#### What you should do:
Extract each line bearing the word "graminearum".

#### Given data:
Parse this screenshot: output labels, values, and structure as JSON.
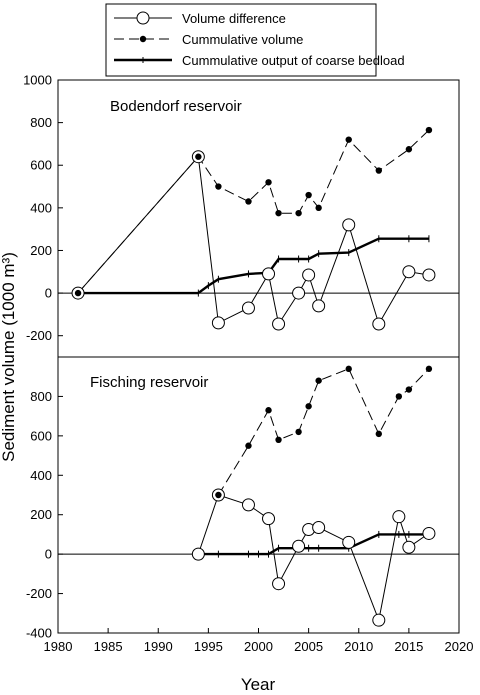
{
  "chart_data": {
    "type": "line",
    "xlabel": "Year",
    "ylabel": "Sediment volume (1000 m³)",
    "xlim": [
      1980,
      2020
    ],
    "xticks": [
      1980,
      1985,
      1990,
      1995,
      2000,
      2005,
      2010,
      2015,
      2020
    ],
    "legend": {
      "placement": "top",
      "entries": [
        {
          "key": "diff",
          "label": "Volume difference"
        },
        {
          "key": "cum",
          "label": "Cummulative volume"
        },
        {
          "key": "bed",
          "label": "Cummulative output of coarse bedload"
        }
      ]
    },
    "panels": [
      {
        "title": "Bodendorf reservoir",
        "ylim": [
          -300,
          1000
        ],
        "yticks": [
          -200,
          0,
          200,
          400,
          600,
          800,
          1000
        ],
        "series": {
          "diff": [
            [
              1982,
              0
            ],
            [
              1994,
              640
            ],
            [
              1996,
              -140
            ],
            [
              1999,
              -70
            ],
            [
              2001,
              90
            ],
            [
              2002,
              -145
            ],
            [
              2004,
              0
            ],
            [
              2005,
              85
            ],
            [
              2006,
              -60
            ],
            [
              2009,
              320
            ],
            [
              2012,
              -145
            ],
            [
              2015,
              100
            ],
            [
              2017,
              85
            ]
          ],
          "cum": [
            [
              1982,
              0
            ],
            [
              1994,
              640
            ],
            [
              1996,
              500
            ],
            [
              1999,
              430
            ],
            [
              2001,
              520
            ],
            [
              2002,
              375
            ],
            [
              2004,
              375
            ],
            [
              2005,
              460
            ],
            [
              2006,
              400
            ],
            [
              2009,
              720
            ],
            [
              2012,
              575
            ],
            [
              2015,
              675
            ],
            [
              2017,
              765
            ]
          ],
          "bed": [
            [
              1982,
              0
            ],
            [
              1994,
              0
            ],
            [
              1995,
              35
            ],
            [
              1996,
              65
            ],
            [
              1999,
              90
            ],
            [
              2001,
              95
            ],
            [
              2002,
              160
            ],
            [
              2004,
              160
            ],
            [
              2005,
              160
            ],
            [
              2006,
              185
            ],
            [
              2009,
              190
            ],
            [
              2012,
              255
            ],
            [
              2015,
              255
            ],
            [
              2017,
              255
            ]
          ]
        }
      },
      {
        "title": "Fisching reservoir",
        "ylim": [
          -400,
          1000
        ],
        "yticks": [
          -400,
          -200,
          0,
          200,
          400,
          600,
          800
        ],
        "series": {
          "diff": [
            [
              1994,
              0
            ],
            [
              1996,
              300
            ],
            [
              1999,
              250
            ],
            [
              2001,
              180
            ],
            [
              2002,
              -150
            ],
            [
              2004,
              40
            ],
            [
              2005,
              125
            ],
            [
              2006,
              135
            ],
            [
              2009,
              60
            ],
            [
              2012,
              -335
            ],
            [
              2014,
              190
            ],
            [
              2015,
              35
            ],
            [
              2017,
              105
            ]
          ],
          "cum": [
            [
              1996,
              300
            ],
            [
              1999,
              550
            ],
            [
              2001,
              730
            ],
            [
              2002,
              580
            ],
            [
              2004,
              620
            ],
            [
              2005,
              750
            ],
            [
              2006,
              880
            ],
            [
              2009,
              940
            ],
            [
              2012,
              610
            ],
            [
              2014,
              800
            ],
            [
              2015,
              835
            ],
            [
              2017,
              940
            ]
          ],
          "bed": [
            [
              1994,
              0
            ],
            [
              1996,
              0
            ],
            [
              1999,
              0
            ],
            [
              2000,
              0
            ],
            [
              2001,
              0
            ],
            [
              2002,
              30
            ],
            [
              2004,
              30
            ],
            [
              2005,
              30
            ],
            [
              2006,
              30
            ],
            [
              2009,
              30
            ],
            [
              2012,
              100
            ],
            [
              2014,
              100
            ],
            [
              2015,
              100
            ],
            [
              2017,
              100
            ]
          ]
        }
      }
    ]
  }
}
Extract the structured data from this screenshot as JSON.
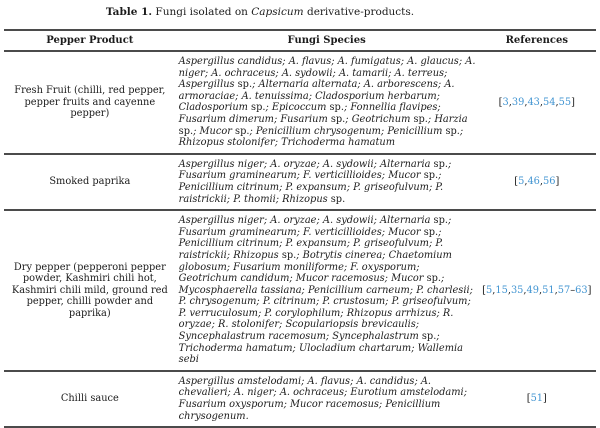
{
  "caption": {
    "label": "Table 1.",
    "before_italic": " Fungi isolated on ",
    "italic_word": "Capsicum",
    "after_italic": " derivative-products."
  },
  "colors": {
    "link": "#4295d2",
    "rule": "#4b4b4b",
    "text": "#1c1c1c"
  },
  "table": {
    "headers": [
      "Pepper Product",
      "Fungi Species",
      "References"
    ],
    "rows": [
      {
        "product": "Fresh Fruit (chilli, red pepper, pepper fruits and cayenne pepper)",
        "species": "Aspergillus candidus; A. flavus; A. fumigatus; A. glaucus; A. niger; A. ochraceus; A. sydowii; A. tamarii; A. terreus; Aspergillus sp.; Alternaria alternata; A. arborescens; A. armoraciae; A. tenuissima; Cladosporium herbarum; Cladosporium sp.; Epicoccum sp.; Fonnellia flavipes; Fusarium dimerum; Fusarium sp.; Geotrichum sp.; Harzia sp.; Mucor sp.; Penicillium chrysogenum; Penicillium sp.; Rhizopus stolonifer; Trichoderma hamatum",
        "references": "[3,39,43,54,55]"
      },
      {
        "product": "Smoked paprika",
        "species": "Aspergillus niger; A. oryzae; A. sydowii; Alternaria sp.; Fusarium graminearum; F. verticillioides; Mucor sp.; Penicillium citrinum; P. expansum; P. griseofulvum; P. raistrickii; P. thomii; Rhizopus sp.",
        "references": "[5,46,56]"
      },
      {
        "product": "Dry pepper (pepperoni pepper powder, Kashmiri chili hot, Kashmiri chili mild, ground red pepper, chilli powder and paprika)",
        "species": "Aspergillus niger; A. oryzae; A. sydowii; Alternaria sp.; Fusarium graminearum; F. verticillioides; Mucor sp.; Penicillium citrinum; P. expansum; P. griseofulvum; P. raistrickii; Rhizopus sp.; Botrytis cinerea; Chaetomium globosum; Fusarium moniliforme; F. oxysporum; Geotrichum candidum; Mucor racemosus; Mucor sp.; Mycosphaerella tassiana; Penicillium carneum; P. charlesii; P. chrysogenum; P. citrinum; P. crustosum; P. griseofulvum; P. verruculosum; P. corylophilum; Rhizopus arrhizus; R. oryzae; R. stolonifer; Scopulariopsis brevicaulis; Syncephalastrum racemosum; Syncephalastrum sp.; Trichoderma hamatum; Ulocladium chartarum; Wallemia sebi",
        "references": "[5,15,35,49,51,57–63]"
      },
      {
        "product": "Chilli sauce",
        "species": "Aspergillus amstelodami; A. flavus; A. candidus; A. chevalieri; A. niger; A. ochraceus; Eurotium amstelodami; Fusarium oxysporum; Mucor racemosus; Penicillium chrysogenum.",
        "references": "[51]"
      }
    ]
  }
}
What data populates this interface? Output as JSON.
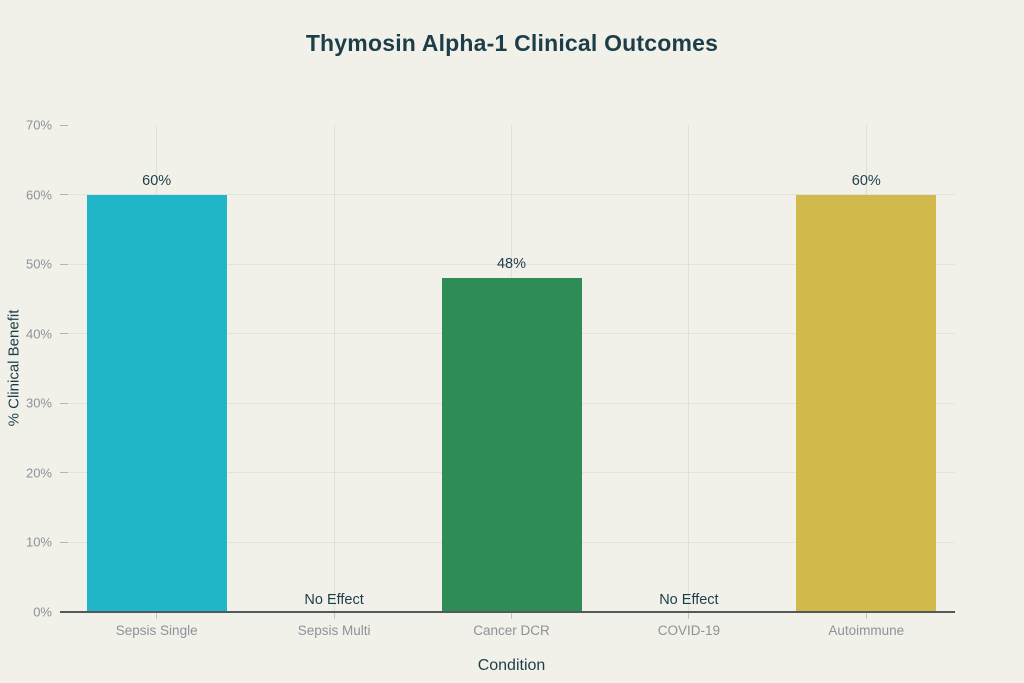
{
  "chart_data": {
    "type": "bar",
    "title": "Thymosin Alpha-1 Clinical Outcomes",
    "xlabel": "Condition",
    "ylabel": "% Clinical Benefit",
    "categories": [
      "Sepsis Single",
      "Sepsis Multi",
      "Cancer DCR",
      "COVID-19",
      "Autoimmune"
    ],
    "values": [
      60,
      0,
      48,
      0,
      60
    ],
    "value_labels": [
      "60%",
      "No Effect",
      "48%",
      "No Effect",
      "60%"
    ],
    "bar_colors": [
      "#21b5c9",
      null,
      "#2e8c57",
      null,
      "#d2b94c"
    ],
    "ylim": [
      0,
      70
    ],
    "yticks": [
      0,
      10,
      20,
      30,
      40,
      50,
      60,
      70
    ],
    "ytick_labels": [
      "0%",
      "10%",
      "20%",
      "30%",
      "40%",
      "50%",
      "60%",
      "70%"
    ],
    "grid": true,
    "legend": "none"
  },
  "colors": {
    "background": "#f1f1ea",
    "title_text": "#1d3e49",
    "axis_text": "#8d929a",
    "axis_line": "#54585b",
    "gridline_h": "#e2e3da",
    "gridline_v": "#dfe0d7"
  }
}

#### Solution to the exercise:
        "species": "Aspergillus niger; A. oryzae; A. sydowii; Alternaria sp.; Fusarium graminearum; F. verticillioides; Mucor sp.; Penicillium citrinum; P. expansum; P. griseofulvum; P. raistrickii; P. thomii; Rhizopus sp.",
        "species": "Aspergillus niger; A. oryzae; A. sydowii; Alternaria sp.; Fusarium graminearum; F. verticillioides; Mucor sp.; Penicillium citrinum; P. expansum; P. griseofulvum; P. raistrickii; Rhizopus sp.; Botrytis cinerea; Chaetomium globosum; Fusarium moniliforme; F. oxysporum; Geotrichum candidum; Mucor racemosus; Mucor sp.; Mycosphaerella tassiana; Penicillium carneum; P. charlesii; P. chrysogenum; P. citrinum; P. crustosum; P. griseofulvum; P. verruculosum; P. corylophilum; Rhizopus arrhizus; R. oryzae; R. stolonifer; Scopulariopsis brevicaulis; Syncephalastrum racemosum; Syncephalastrum sp.; Trichoderma hamatum; Ulocladium chartarum; Wallemia sebi",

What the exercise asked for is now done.